• [EXTRACT]:
Image from Peak Design website.

The clip has an impressive carry weight of 90kg plus. or 200lb in old money. Far more than any camera.

Item 1, fits to your rucksack strap or it can also be tailored to fit on trouser belts or other types of bags. A separate strap for this method is available as an add an accessory. I didn't purchase this addition as I will probably only use it on my rucksack strap.
The dimensions are, width 8.3cm, height 4cm, depth 2cm.

Item 2, this fits onto the base of the camera using the tripod location. The thread is 1/4 -20 UNC. Standard on all cameras. It is a 4 way fitting into the clip so it doesn't matter which way round you locate it to the camera base. You fit it in a way which best suits the lenses you want to attach. You can't get it wrong. Honest.

Item 3, 2 sets of screw are provided, one pair which are finger tightening and the other pair hex head tightening.

Item 4, Hex key for tightening the plate to camera and the optional use screws. Complete with ring attachment to a key fob.

Item 5, Carry case.

In Use.

Fitting the clip to the rucksack strap was a bit of a faff at first and it is MOST IMPORTANT to be aware that the clip is made to fit straps that are no bigger than 6.4cm (2.5") wide and 1.5cm (0.6") thick using the finger tightening screws or a thicker strap, up to 2.2cm (0.88") with the 2 additional set screws.
I refitted the clip three times before I had a comfortable position for the camera on the strap and which was easy to release the locking pin to remove the camera.
By using the 2 set screws my feeling is that by pinching in the straps you could probably get away with straps that are slightly wider than 6.4cm but I haven't proved that yet.
To stop the clip from sliding down the rucksack strap the clip has an injection moulded PVC pad fitted. I haven't had any problems with it sliding down at all. I guess it depends on the total weight of your own set up.

I have seen some videos of the clip in use where users say it was awkward to remove and replace the camera but I found it very easy indeed after 3 or 4 goes. It's all about familiarity and dexterity. If I can do it easily, then anyone can.

• [SUPPLIED DATA]:
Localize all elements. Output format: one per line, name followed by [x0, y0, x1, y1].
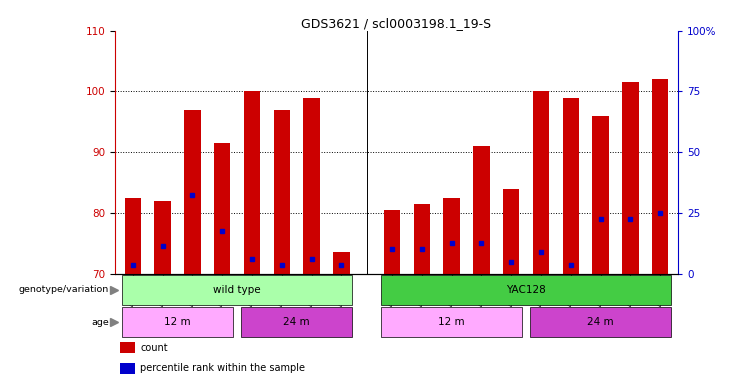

• [JOB 1]:
In the camera clip review, what thread size does the plate that fits onto the camera base use?
• [JOB 2]:
Reproduce everything in the camera clip review from "I refitted the" down to "remove the camera.".

• [EXERCISE ANSWER 1]:
The thread is 1/4 -20 UNC.

• [EXERCISE ANSWER 2]:
I refitted the clip three times before I had a comfortable position for the camera on the strap and which was easy to release the locking pin to remove the camera.